DIRECTIONS FOR THIS TASK:
Retype the material that follows, keeping every word as it is.

* * * * * * * * *

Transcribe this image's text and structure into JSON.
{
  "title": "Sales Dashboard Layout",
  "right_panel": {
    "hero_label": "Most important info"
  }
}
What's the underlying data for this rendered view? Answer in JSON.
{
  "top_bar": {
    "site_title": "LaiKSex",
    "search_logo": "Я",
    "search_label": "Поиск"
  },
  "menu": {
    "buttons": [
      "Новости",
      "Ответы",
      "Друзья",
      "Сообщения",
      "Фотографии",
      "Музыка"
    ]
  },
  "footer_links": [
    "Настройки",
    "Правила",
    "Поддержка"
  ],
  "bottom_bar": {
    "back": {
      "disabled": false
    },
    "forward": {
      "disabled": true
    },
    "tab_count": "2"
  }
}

* * * * * * * * *

THE RESPONSE:
Transcribe this image's text and structure into JSON.
{
  "title": "Sales Dashboard Layout",
  "right_panel": {
    "hero_label": "Most important info"
  }
}
What's the underlying data for this rendered view? Answer in JSON.
{
  "top_bar": {
    "site_title": "LaiKSex",
    "search_logo": "Я",
    "search_label": "Поиск"
  },
  "menu": {
    "buttons": [
      "Новости",
      "Ответы",
      "Друзья",
      "Сообщения",
      "Фотографии",
      "Музыка"
    ]
  },
  "footer_links": [
    "Настройки",
    "Правила",
    "Поддержка"
  ],
  "bottom_bar": {
    "back": {
      "disabled": false
    },
    "forward": {
      "disabled": true
    },
    "tab_count": "2"
  }
}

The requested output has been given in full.